◆ Task
All of the data that follows should be retyped exactly, please, except the pictures.

◆ Given data
/---
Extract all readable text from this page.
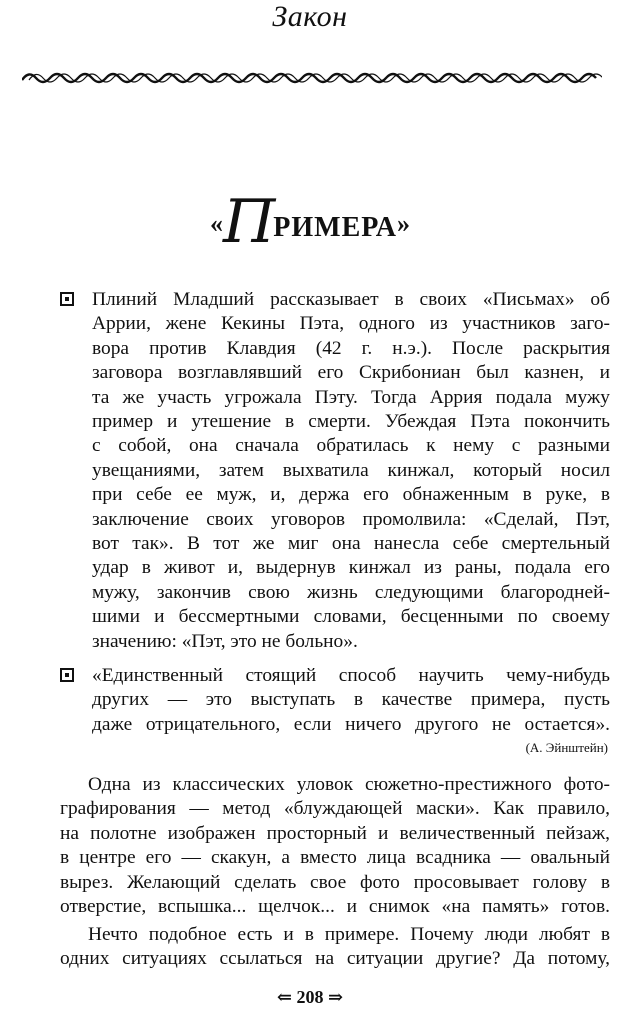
Закон
«ПРИМЕРА»
Плиний Младший рассказывает в своих «Письмах» об
Аррии, жене Кекины Пэта, одного из участников заго-
вора против Клавдия (42 г. н.э.). После раскрытия
заговора возглавлявший его Скрибониан был казнен, и
та же участь угрожала Пэту. Тогда Аррия подала мужу
пример и утешение в смерти. Убеждая Пэта покончить
с собой, она сначала обратилась к нему с разными
увещаниями, затем выхватила кинжал, который носил
при себе ее муж, и, держа его обнаженным в руке, в
заключение своих уговоров промолвила: «Сделай, Пэт,
вот так». В тот же миг она нанесла себе смертельный
удар в живот и, выдернув кинжал из раны, подала его
мужу, закончив свою жизнь следующими благородней-
шими и бессмертными словами, бесценными по своему
значению: «Пэт, это не больно».
«Единственный стоящий способ научить чему-нибудь
других — это выступать в качестве примера, пусть
даже отрицательного, если ничего другого не остается».
(А. Эйнштейн)
Одна из классических уловок сюжетно-престижного фото-
графирования — метод «блуждающей маски». Как правило,
на полотне изображен просторный и величественный пейзаж,
в центре его — скакун, а вместо лица всадника — овальный
вырез. Желающий сделать свое фото просовывает голову в
отверстие, вспышка... щелчок... и снимок «на память» готов.
Нечто подобное есть и в примере. Почему люди любят в
одних ситуациях ссылаться на ситуации другие? Да потому,
⇐ 208 ⇒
\---
◆ Solution to the exercise
Extract all readable text from this page.
Закон
«ПРИМЕРА»
Плиний Младший рассказывает в своих «Письмах» об
Аррии, жене Кекины Пэта, одного из участников заго-
вора против Клавдия (42 г. н.э.). После раскрытия
заговора возглавлявший его Скрибониан был казнен, и
та же участь угрожала Пэту. Тогда Аррия подала мужу
пример и утешение в смерти. Убеждая Пэта покончить
с собой, она сначала обратилась к нему с разными
увещаниями, затем выхватила кинжал, который носил
при себе ее муж, и, держа его обнаженным в руке, в
заключение своих уговоров промолвила: «Сделай, Пэт,
вот так». В тот же миг она нанесла себе смертельный
удар в живот и, выдернув кинжал из раны, подала его
мужу, закончив свою жизнь следующими благородней-
шими и бессмертными словами, бесценными по своему
значению: «Пэт, это не больно».
«Единственный стоящий способ научить чему-нибудь
других — это выступать в качестве примера, пусть
даже отрицательного, если ничего другого не остается».
(А. Эйнштейн)
Одна из классических уловок сюжетно-престижного фото-
графирования — метод «блуждающей маски». Как правило,
на полотне изображен просторный и величественный пейзаж,
в центре его — скакун, а вместо лица всадника — овальный
вырез. Желающий сделать свое фото просовывает голову в
отверстие, вспышка... щелчок... и снимок «на память» готов.
Нечто подобное есть и в примере. Почему люди любят в
одних ситуациях ссылаться на ситуации другие? Да потому,
⇐ 208 ⇒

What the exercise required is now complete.